* Begin Input data *
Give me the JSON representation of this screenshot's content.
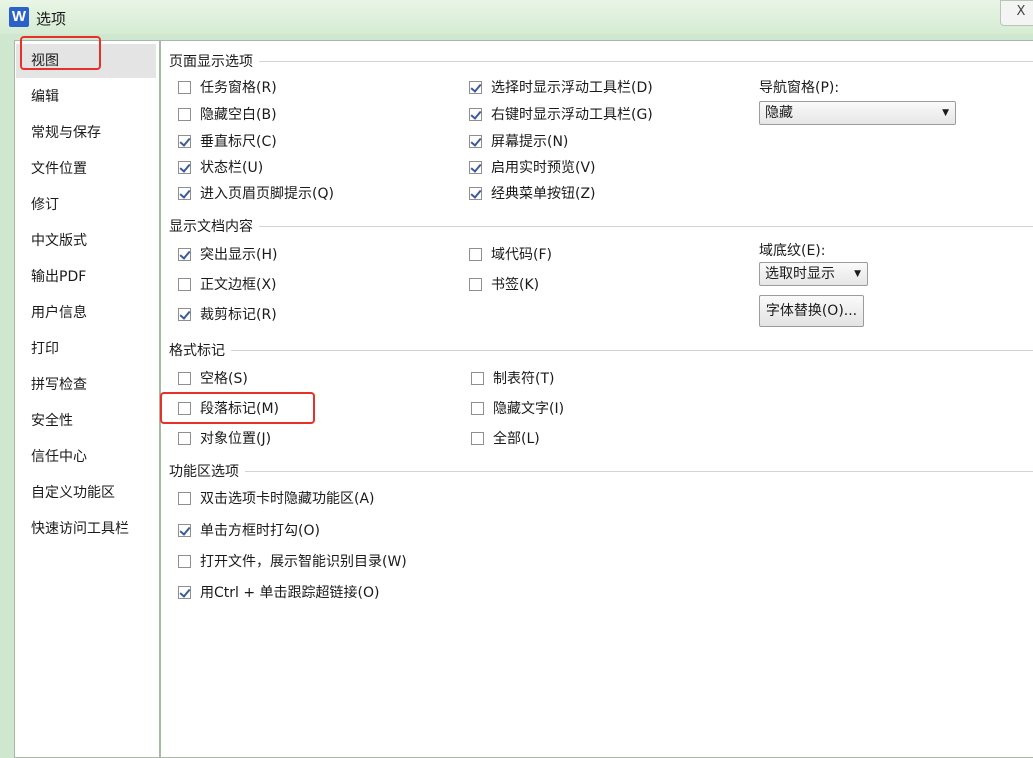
{
  "window": {
    "app_icon": "W",
    "title": "选项",
    "close_label": "X"
  },
  "sidebar": {
    "items": [
      {
        "label": "视图"
      },
      {
        "label": "编辑"
      },
      {
        "label": "常规与保存"
      },
      {
        "label": "文件位置"
      },
      {
        "label": "修订"
      },
      {
        "label": "中文版式"
      },
      {
        "label": "输出PDF"
      },
      {
        "label": "用户信息"
      },
      {
        "label": "打印"
      },
      {
        "label": "拼写检查"
      },
      {
        "label": "安全性"
      },
      {
        "label": "信任中心"
      },
      {
        "label": "自定义功能区"
      },
      {
        "label": "快速访问工具栏"
      }
    ],
    "selected": "视图"
  },
  "page_display": {
    "title": "页面显示选项",
    "options": [
      {
        "label": "任务窗格(R)",
        "checked": false
      },
      {
        "label": "隐藏空白(B)",
        "checked": false
      },
      {
        "label": "垂直标尺(C)",
        "checked": true
      },
      {
        "label": "状态栏(U)",
        "checked": true
      },
      {
        "label": "进入页眉页脚提示(Q)",
        "checked": true
      },
      {
        "label": "选择时显示浮动工具栏(D)",
        "checked": true
      },
      {
        "label": "右键时显示浮动工具栏(G)",
        "checked": true
      },
      {
        "label": "屏幕提示(N)",
        "checked": true
      },
      {
        "label": "启用实时预览(V)",
        "checked": true
      },
      {
        "label": "经典菜单按钮(Z)",
        "checked": true
      }
    ],
    "nav_pane_label": "导航窗格(P):",
    "nav_pane_value": "隐藏"
  },
  "doc_content": {
    "title": "显示文档内容",
    "options": [
      {
        "label": "突出显示(H)",
        "checked": true
      },
      {
        "label": "正文边框(X)",
        "checked": false
      },
      {
        "label": "裁剪标记(R)",
        "checked": true
      },
      {
        "label": "域代码(F)",
        "checked": false
      },
      {
        "label": "书签(K)",
        "checked": false
      }
    ],
    "field_shading_label": "域底纹(E):",
    "field_shading_value": "选取时显示",
    "font_sub_button": "字体替换(O)..."
  },
  "format_marks": {
    "title": "格式标记",
    "options": [
      {
        "label": "空格(S)",
        "checked": false
      },
      {
        "label": "段落标记(M)",
        "checked": false
      },
      {
        "label": "对象位置(J)",
        "checked": false
      },
      {
        "label": "制表符(T)",
        "checked": false
      },
      {
        "label": "隐藏文字(I)",
        "checked": false
      },
      {
        "label": "全部(L)",
        "checked": false
      }
    ]
  },
  "ribbon_options": {
    "title": "功能区选项",
    "options": [
      {
        "label": "双击选项卡时隐藏功能区(A)",
        "checked": false
      },
      {
        "label": "单击方框时打勾(O)",
        "checked": true
      },
      {
        "label": "打开文件，展示智能识别目录(W)",
        "checked": false
      },
      {
        "label": "用Ctrl + 单击跟踪超链接(O)",
        "checked": true
      }
    ]
  },
  "colors": {
    "highlight": "#e8302a",
    "background": "#cfe6cf"
  }
}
* End Input data *
Copy the entries exactly. Leave out the images.

* Full response *
Give me the JSON representation of this screenshot's content.
{
  "window": {
    "app_icon": "W",
    "title": "选项",
    "close_label": "X"
  },
  "sidebar": {
    "items": [
      {
        "label": "视图"
      },
      {
        "label": "编辑"
      },
      {
        "label": "常规与保存"
      },
      {
        "label": "文件位置"
      },
      {
        "label": "修订"
      },
      {
        "label": "中文版式"
      },
      {
        "label": "输出PDF"
      },
      {
        "label": "用户信息"
      },
      {
        "label": "打印"
      },
      {
        "label": "拼写检查"
      },
      {
        "label": "安全性"
      },
      {
        "label": "信任中心"
      },
      {
        "label": "自定义功能区"
      },
      {
        "label": "快速访问工具栏"
      }
    ],
    "selected": "视图"
  },
  "page_display": {
    "title": "页面显示选项",
    "options": [
      {
        "label": "任务窗格(R)",
        "checked": false
      },
      {
        "label": "隐藏空白(B)",
        "checked": false
      },
      {
        "label": "垂直标尺(C)",
        "checked": true
      },
      {
        "label": "状态栏(U)",
        "checked": true
      },
      {
        "label": "进入页眉页脚提示(Q)",
        "checked": true
      },
      {
        "label": "选择时显示浮动工具栏(D)",
        "checked": true
      },
      {
        "label": "右键时显示浮动工具栏(G)",
        "checked": true
      },
      {
        "label": "屏幕提示(N)",
        "checked": true
      },
      {
        "label": "启用实时预览(V)",
        "checked": true
      },
      {
        "label": "经典菜单按钮(Z)",
        "checked": true
      }
    ],
    "nav_pane_label": "导航窗格(P):",
    "nav_pane_value": "隐藏"
  },
  "doc_content": {
    "title": "显示文档内容",
    "options": [
      {
        "label": "突出显示(H)",
        "checked": true
      },
      {
        "label": "正文边框(X)",
        "checked": false
      },
      {
        "label": "裁剪标记(R)",
        "checked": true
      },
      {
        "label": "域代码(F)",
        "checked": false
      },
      {
        "label": "书签(K)",
        "checked": false
      }
    ],
    "field_shading_label": "域底纹(E):",
    "field_shading_value": "选取时显示",
    "font_sub_button": "字体替换(O)..."
  },
  "format_marks": {
    "title": "格式标记",
    "options": [
      {
        "label": "空格(S)",
        "checked": false
      },
      {
        "label": "段落标记(M)",
        "checked": false
      },
      {
        "label": "对象位置(J)",
        "checked": false
      },
      {
        "label": "制表符(T)",
        "checked": false
      },
      {
        "label": "隐藏文字(I)",
        "checked": false
      },
      {
        "label": "全部(L)",
        "checked": false
      }
    ]
  },
  "ribbon_options": {
    "title": "功能区选项",
    "options": [
      {
        "label": "双击选项卡时隐藏功能区(A)",
        "checked": false
      },
      {
        "label": "单击方框时打勾(O)",
        "checked": true
      },
      {
        "label": "打开文件，展示智能识别目录(W)",
        "checked": false
      },
      {
        "label": "用Ctrl + 单击跟踪超链接(O)",
        "checked": true
      }
    ]
  },
  "colors": {
    "highlight": "#e8302a",
    "background": "#cfe6cf"
  }
}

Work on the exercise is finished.